- **WHAT IS BEING ASKED**
Report every line from the material that contains the word "this".

** start **

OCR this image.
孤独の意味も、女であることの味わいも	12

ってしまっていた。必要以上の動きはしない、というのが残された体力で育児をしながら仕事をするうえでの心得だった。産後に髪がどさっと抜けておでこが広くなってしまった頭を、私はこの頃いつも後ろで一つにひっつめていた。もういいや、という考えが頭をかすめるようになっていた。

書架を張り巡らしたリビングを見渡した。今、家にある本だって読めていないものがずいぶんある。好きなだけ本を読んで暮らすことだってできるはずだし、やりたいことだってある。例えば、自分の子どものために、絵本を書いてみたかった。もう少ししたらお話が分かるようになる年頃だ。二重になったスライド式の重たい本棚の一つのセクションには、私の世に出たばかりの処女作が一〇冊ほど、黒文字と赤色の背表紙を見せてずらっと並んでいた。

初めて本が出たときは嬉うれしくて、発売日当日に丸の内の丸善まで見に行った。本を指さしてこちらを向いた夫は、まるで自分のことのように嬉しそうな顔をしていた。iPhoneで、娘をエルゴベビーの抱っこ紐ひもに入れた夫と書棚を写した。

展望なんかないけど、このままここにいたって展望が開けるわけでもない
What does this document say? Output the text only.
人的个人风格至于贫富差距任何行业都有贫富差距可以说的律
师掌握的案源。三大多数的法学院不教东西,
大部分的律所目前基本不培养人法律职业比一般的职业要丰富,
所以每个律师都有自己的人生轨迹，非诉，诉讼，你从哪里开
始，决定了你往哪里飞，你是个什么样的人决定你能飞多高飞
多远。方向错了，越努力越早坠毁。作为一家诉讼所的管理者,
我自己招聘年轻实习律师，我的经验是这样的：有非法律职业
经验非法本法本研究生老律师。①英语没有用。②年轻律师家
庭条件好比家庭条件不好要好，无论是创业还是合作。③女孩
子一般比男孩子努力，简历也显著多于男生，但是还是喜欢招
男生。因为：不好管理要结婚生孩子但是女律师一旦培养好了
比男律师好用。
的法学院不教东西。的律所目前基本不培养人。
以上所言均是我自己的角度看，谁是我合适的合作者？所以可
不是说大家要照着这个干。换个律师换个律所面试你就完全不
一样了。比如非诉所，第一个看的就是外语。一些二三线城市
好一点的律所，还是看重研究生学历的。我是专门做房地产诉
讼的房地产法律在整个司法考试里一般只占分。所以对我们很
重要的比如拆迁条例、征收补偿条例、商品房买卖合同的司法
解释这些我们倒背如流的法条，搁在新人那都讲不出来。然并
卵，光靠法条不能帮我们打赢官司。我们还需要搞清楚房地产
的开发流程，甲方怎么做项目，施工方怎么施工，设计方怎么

** end **

- **COMPLETE OUTPUT**
OCR this image.
What does this document say? Output the text only.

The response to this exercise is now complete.